Tasks -
a. Name each kind of scientific product, apart from final articles, that the last sentence of the dean's blog post on open science mentions.
b. Pick up the dean's blog post on open science after its last sentence and write the passage that comes next.

-------- Text --------

Dean’s Blog: Data Science Must Further Incentivize Open Science

In forty years of academic research, like so much else, what is happening during the COVID-19 pandemic is unprecedented. The emphasis on the researcher as an individual with the viewpoint, “I must hide all I am doing until it is published so I don’t get scooped”  is replaced by a common purpose, “lets share ideas, data, results and resulting papers throughout the research lifecycle so we can defeat this damn virus.” You have to ask yourself, why has research not been open and shared (aka accessible to all) all along?

We will get to what this has to do with the School of Data Science (SDS) in a moment. Stay with me as we look more generally at the issue of open science, the implications for a new School of Data Science will become apparent.

Ironically, the majority of the public and indeed politicians, have thought that research has been open all along. Why would it not be? The public, through their taxes, paid for a lot of that research after all. As an example, when former Vice President, Joe Biden, started the cancer moonshot after the tragic death of his son, Beau, to brain cancer, he said,

“And by the way, the taxpayers fund $5 billion a year in cancer research every year, but once it’s published, nearly all of that taxpayer-funded research sits behind walls. Tell me how this is moving the process along more rapidly.”

The implications of this throttling of knowledge can be devastating when someone has a serious health problem. To understand why so much research is hidden requires we look at that research with respect to incentives and business models. An individual researcher, or with a small group of collaborators, applies for a grant to do research. At the same time, a colleague down the hall might be applying to the same program with a different group of collaborators. They are competing against each other as individuals for the same pot of money. Some would argue, competition is good at one level since it drives innovation. On the other hand, working as a team greater achievements might be possible.  Teaming involves compensating everyone who is involved (e.g., students, staff who always do the “invisible work“) as to distribute the rewards. As humans we need that individual praise – some more than others. Once you get past the ideas stage embodied in grants there is the work of generating data and analyzing that data. Most times, pre-COVID, those data might never be made publicly available at all. If they were made available it would not be until after the work was published in a scientific journal, which might be years after the data were collected. The piece de resistance comes when the work is published and the taxpayer has to pay to read the work. That’s right, we all pay for the work to be done and then we pay again to read the results of that work as Joe Biden came to realize. To understand why this happens, let’s keep it simple and break the discussion into two parts, first, the final scientific articles and second, other scientific products – data, software, documentation etc.

-------- Recorded information --------

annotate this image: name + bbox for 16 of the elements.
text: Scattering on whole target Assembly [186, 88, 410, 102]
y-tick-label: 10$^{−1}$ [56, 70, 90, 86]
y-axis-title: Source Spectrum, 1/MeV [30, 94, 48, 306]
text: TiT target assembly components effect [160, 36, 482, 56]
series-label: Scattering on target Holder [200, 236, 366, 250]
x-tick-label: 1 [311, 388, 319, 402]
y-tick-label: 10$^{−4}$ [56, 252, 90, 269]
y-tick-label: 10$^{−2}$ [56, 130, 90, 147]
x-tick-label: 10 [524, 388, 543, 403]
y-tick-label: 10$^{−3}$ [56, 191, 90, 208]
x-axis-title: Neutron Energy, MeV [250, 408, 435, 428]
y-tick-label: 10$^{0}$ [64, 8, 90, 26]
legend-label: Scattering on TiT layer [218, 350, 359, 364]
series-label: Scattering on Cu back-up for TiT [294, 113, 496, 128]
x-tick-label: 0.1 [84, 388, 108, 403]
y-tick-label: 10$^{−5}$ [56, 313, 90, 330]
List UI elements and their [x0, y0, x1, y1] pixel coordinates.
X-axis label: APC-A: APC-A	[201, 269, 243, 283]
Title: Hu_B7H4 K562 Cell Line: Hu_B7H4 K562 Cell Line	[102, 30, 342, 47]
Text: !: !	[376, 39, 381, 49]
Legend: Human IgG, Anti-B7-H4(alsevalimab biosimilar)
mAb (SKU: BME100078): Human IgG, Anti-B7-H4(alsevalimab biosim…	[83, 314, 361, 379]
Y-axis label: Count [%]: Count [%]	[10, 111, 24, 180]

--------

Answers to the tasks -
a. Data, software, documentation

b.
The first scientific paper was published in 1665 and scientific publishers have played a crucial part in the dissemination of scientific discourse since then. As scientific societies grew in areas of developing science, they too became intertwined with publishing. In my earlier research years I fondly remember going to the recent additions section of our university library and savoring the glossy issues of my favorite scientific journals before they were bound and placed in an orderly way on shelf-upon-shelf. I would marvel at both the content and the quality of its production. All was well until about 25 years ago, in 1995, when costs of journal subscriptions began to escalate at the same time the cost to produce and disseminate content electronically plummeted as a result of the Internet. Since that time the digital article (not the journal volume) has become the lingua franca and the paper copy (if it exists) a backup. Some scientists, myself included, and librarians began asking themselves why such exorbitant costs and why should only a limited audience get to read the work that’s sitting there on the Internet? Finally, taking matters into their own hands these pioneers created alternative business models around various forms of open access (OA) publishing. Among other things, OA flipped the business model from a reader pays to an author pays model. Peer review and hence quality was intended to stay the same, but overall costs to the scientific enterprise would be less. And oh yes, anyone in the world could read the content for free, not just those with a subscription. Various flaws appeared in this movement. To name a couple, first, authors (i.e., the scientists) did not see that they were paying directly in the old model since the cost of library subscriptions was coming out of the indirect income their institution received for each grant they got. Only when it was apparent that that money could be used more directly to aid their research did they get engaged. Second, with costs of publishing much reduced anyone could become a publisher, and has, if the amount of junk email I get every morning from one predatory publisher or another wanting to publish or even republish my work is any indication. OA has bought about a quality versus quantity problem. The good news is that many closed access publishers have now moved to provide at least an OA option driving the scientific publishing market further towards open science.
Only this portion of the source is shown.